Identify the lines containing the word "band". Copy each one.

— Start —

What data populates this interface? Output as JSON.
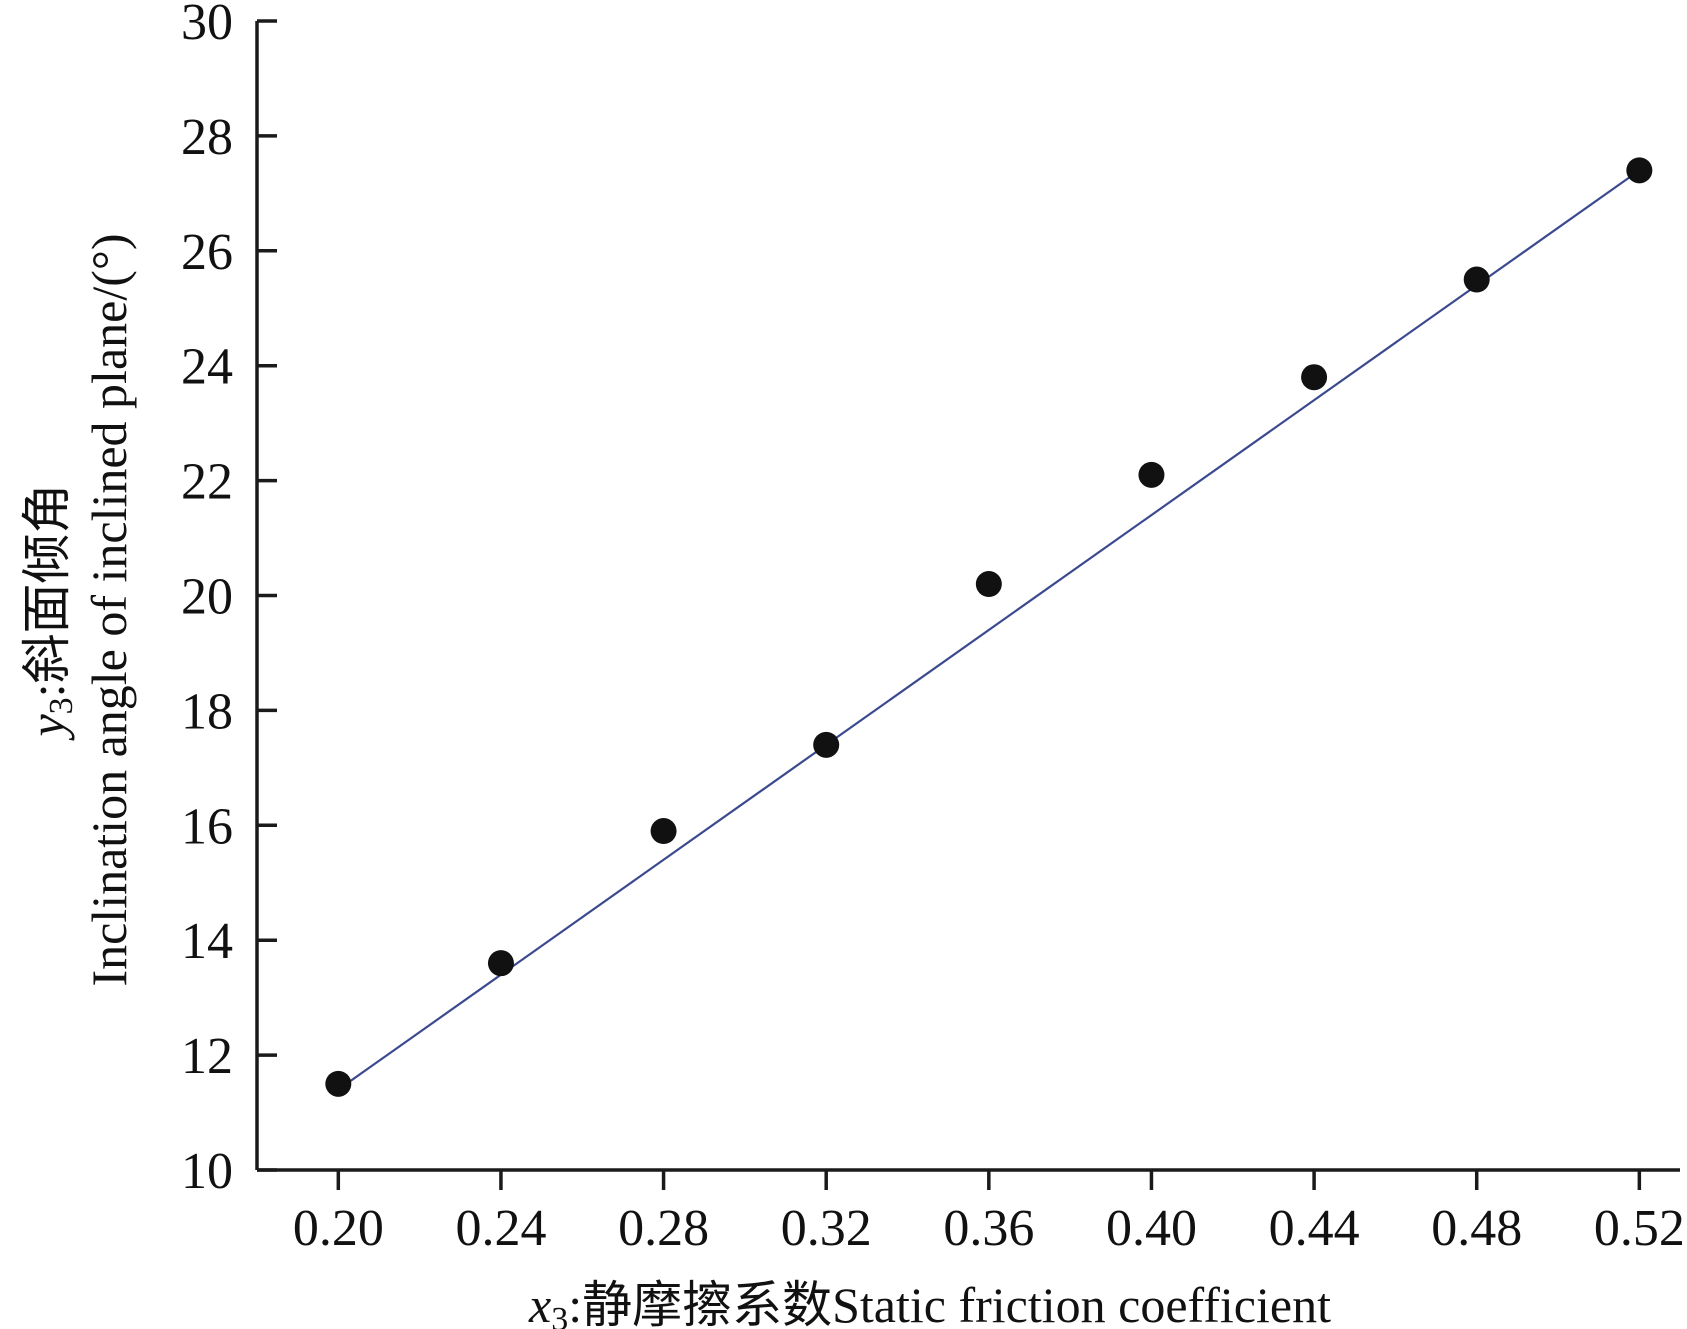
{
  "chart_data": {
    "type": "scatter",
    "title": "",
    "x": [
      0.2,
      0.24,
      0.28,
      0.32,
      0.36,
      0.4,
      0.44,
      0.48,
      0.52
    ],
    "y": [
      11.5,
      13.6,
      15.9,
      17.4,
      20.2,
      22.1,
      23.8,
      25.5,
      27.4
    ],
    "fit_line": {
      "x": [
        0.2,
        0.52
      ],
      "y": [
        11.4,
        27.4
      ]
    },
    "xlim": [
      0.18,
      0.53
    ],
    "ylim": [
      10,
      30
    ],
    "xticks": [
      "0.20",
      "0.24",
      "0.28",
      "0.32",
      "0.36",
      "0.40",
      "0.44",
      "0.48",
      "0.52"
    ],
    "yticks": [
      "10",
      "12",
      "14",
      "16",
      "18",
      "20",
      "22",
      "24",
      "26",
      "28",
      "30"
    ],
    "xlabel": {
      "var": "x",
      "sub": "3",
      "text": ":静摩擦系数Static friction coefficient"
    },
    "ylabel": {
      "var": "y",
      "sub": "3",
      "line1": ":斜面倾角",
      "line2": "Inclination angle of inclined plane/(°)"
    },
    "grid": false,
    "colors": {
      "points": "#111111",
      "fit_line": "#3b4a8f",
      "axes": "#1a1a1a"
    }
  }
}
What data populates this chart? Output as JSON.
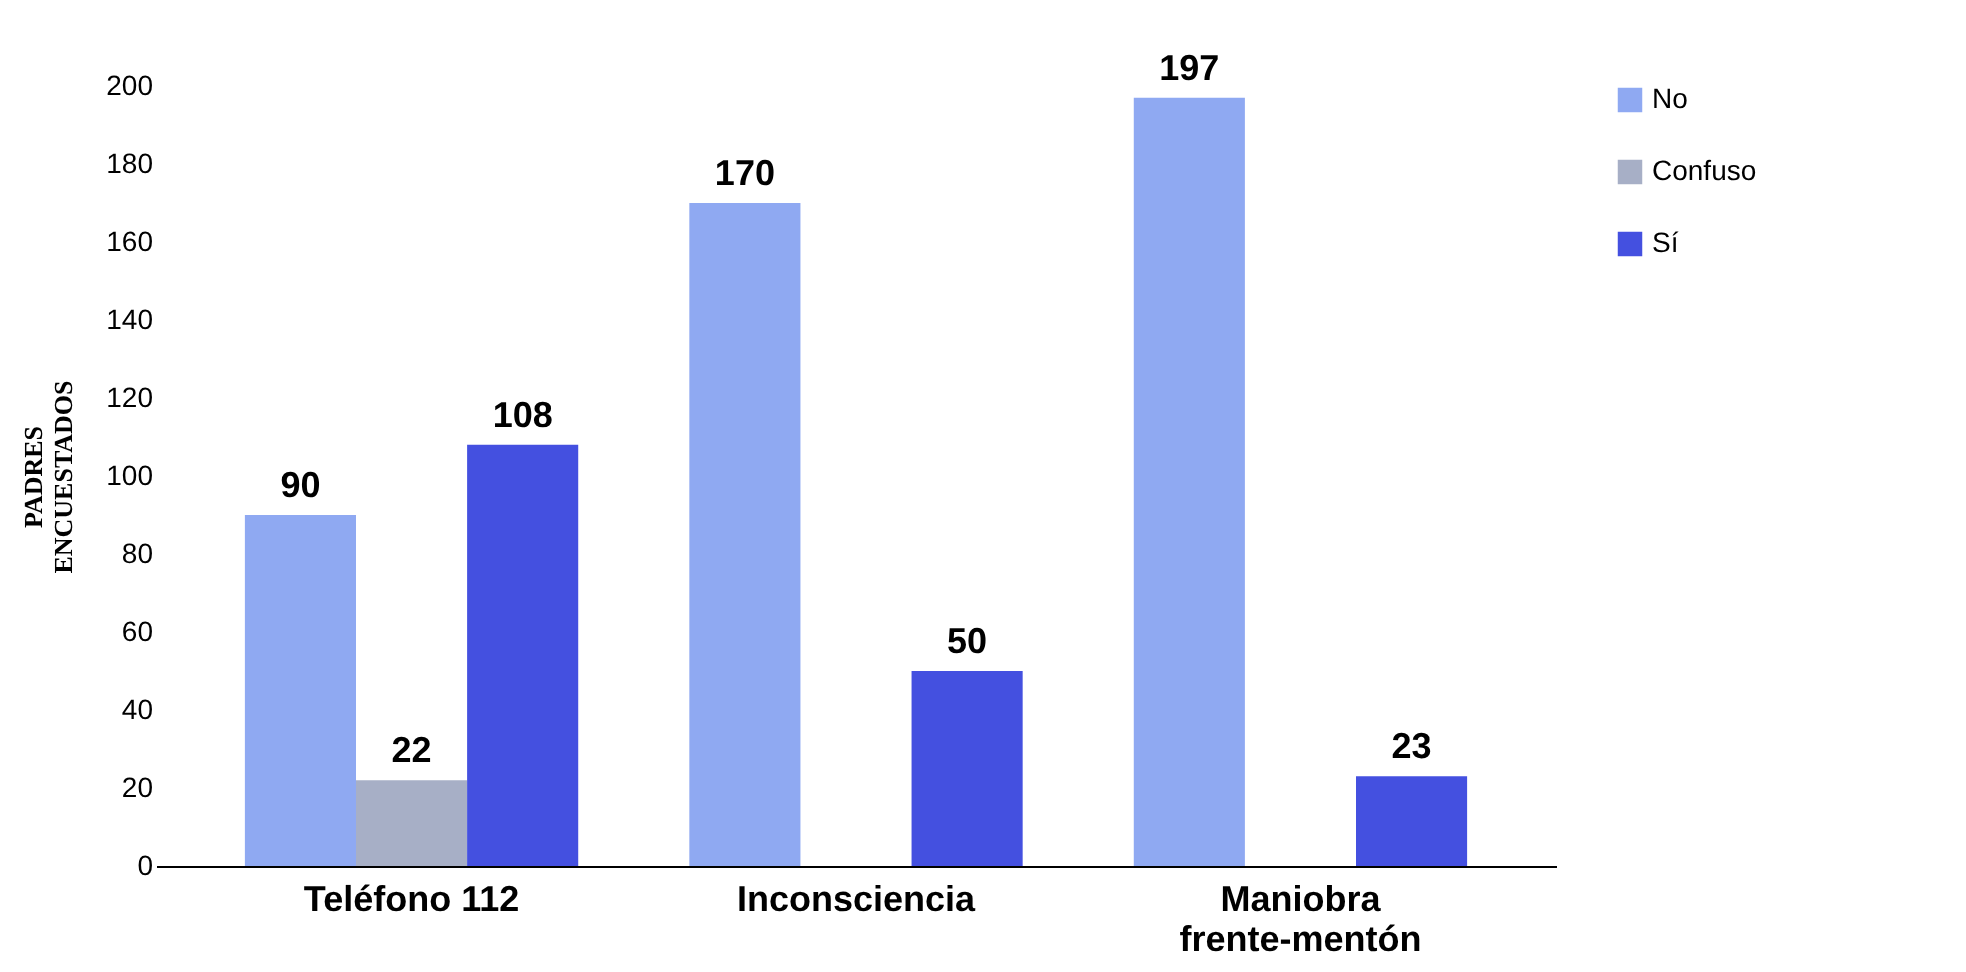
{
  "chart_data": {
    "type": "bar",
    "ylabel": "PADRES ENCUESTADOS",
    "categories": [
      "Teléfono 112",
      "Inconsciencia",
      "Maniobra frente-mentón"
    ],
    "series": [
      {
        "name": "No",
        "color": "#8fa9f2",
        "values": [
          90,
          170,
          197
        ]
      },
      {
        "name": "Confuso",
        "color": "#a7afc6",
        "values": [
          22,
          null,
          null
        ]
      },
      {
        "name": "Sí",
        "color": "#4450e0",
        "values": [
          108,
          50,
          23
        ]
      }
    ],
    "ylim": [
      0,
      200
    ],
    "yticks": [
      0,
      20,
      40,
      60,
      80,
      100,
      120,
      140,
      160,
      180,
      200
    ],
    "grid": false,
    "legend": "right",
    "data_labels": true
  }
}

— End —
— Start —

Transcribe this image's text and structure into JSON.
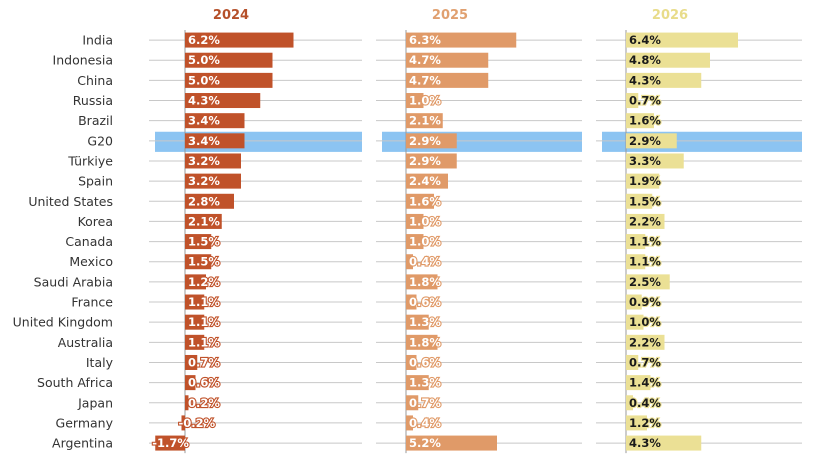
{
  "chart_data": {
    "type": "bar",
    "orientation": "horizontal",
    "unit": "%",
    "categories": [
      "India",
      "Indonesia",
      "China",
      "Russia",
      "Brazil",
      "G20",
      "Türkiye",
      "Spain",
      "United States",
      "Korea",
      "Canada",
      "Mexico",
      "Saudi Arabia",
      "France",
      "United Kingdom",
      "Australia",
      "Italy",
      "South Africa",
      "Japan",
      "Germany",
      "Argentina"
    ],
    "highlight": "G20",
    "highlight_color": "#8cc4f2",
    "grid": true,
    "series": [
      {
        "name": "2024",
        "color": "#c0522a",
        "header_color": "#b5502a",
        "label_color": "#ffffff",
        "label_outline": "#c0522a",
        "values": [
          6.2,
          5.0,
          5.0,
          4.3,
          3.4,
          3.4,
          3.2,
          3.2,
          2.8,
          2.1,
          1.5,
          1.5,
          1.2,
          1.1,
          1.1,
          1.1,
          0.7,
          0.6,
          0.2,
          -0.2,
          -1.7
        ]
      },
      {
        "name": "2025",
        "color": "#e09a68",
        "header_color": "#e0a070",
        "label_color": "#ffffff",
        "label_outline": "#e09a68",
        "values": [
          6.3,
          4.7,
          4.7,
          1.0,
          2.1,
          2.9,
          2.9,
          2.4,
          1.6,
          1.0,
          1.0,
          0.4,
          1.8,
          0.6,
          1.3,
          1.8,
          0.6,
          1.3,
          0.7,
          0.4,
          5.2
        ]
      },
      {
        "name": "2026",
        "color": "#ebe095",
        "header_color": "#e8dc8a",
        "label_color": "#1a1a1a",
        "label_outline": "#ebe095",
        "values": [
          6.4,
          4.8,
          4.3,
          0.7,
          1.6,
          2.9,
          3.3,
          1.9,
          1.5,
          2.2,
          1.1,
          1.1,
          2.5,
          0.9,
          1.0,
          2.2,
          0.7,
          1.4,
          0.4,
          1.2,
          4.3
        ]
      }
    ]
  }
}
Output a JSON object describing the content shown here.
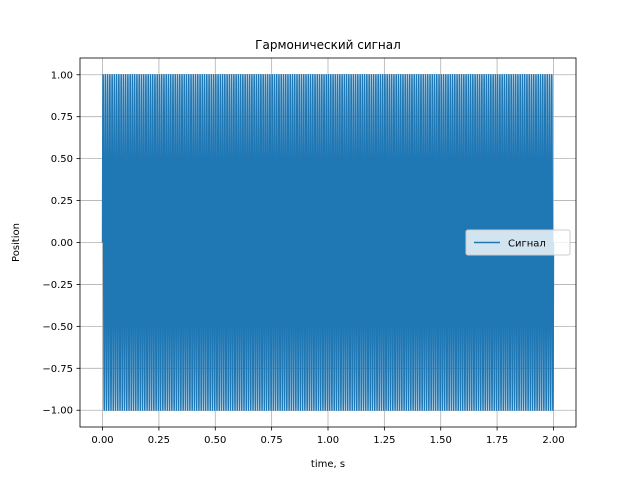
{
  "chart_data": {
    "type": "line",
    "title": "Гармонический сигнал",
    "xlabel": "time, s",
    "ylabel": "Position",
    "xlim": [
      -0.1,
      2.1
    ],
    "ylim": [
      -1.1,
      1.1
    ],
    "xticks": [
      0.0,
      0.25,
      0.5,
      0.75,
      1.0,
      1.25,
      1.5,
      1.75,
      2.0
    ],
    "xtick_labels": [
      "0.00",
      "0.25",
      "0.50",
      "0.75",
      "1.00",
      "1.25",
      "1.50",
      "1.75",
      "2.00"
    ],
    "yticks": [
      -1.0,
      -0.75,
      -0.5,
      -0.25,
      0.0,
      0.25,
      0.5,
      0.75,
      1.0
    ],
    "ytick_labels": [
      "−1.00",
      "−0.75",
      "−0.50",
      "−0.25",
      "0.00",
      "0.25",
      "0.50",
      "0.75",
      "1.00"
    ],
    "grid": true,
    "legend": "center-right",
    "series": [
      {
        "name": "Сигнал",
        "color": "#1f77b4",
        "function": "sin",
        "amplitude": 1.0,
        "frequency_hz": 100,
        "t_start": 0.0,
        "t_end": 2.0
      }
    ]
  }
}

— End —
— Start —

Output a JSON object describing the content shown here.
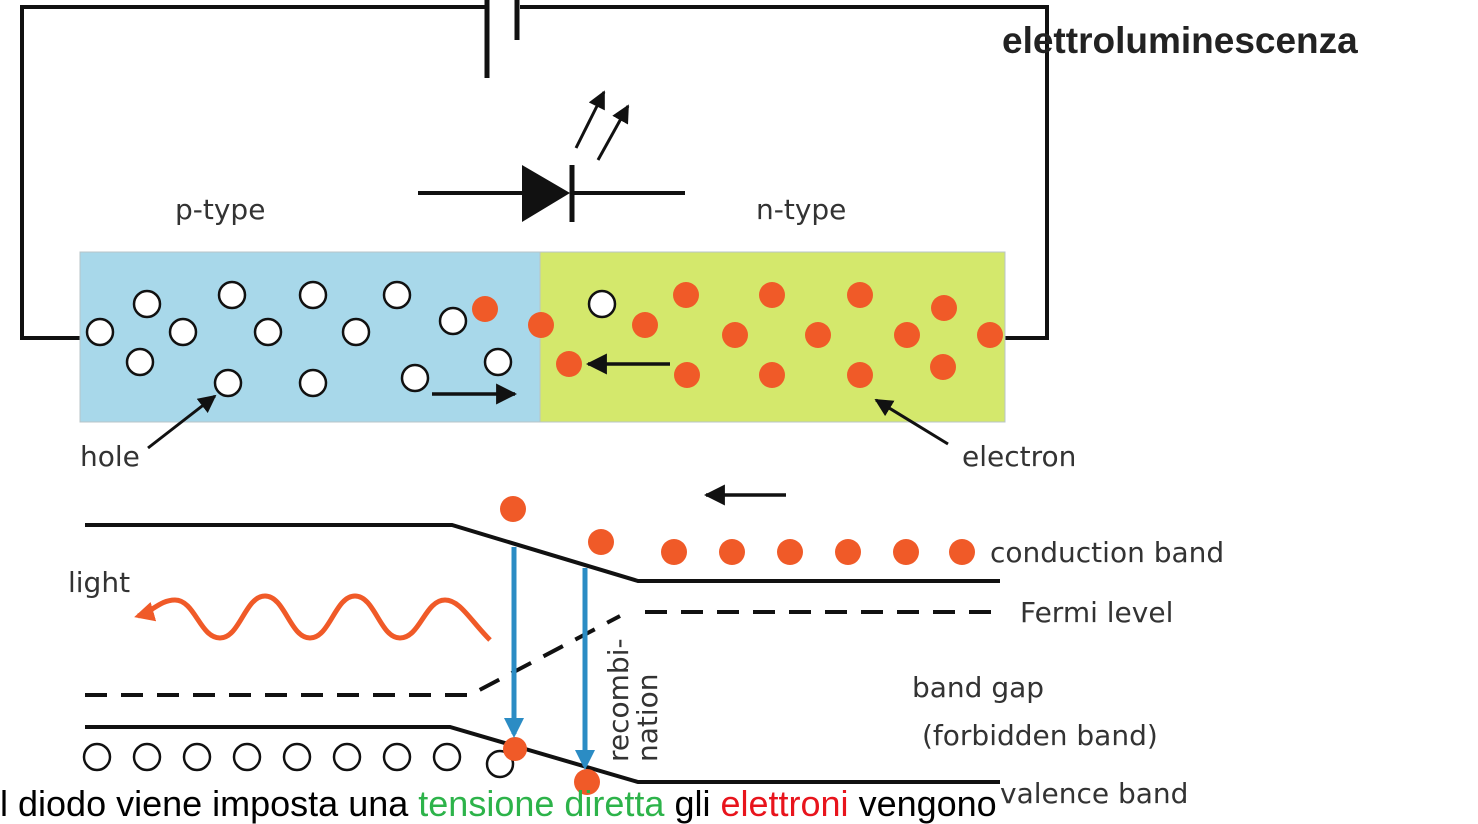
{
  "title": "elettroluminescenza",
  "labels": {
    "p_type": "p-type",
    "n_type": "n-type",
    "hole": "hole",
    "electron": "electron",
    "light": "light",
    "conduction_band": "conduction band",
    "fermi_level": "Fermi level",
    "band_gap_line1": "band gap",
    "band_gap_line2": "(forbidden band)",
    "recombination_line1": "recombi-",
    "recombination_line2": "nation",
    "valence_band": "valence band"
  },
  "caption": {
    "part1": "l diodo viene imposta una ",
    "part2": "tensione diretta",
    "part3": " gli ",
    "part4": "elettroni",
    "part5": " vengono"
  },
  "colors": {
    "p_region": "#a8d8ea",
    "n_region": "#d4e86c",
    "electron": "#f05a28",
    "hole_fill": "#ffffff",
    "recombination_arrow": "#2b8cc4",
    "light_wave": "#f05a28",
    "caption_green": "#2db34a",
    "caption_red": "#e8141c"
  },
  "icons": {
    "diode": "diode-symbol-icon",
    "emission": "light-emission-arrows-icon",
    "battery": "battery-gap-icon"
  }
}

— End —

(THE COMPLETED TASK)
    "conduction_band": "conduction band",
    "band_gap_line1": "band gap",
    "band_gap_line2": "(forbidden band)",
    "valence_band": "valence band"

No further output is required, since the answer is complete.